- [Task brief]: Set down every record once more, exactly as given.

----- Record extracts -----

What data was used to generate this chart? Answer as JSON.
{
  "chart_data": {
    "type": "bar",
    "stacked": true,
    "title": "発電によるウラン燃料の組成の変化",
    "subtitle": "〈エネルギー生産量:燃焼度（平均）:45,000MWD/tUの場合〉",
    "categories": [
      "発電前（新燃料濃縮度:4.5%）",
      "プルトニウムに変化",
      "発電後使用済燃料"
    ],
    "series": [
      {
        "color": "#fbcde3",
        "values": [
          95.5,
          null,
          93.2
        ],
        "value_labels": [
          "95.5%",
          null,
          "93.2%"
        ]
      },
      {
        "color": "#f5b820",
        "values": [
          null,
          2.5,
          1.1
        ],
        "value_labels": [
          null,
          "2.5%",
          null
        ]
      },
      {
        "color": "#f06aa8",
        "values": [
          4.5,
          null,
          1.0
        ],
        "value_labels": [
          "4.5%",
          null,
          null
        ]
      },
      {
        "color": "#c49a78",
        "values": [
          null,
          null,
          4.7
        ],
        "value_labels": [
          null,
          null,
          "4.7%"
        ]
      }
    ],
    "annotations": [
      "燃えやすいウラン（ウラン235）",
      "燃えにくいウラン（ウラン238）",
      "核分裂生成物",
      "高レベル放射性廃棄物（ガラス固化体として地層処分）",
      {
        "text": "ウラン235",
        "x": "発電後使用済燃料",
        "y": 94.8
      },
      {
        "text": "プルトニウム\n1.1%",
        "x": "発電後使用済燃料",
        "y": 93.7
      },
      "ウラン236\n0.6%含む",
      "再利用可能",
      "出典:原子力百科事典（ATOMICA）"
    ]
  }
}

-----

- [Complete answer]:
What data was used to generate this chart? Answer as JSON.
{
  "chart_data": {
    "type": "bar",
    "stacked": true,
    "title": "発電によるウラン燃料の組成の変化",
    "subtitle": "〈エネルギー生産量:燃焼度（平均）:45,000MWD/tUの場合〉",
    "categories": [
      "発電前（新燃料濃縮度:4.5%）",
      "プルトニウムに変化",
      "発電後使用済燃料"
    ],
    "series": [
      {
        "color": "#fbcde3",
        "values": [
          95.5,
          null,
          93.2
        ],
        "value_labels": [
          "95.5%",
          null,
          "93.2%"
        ]
      },
      {
        "color": "#f5b820",
        "values": [
          null,
          2.5,
          1.1
        ],
        "value_labels": [
          null,
          "2.5%",
          null
        ]
      },
      {
        "color": "#f06aa8",
        "values": [
          4.5,
          null,
          1.0
        ],
        "value_labels": [
          "4.5%",
          null,
          null
        ]
      },
      {
        "color": "#c49a78",
        "values": [
          null,
          null,
          4.7
        ],
        "value_labels": [
          null,
          null,
          "4.7%"
        ]
      }
    ],
    "annotations": [
      "燃えやすいウラン（ウラン235）",
      "燃えにくいウラン（ウラン238）",
      "核分裂生成物",
      "高レベル放射性廃棄物（ガラス固化体として地層処分）",
      {
        "text": "ウラン235",
        "x": "発電後使用済燃料",
        "y": 94.8
      },
      {
        "text": "プルトニウム\n1.1%",
        "x": "発電後使用済燃料",
        "y": 93.7
      },
      "ウラン236\n0.6%含む",
      "再利用可能",
      "出典:原子力百科事典（ATOMICA）"
    ]
  }
}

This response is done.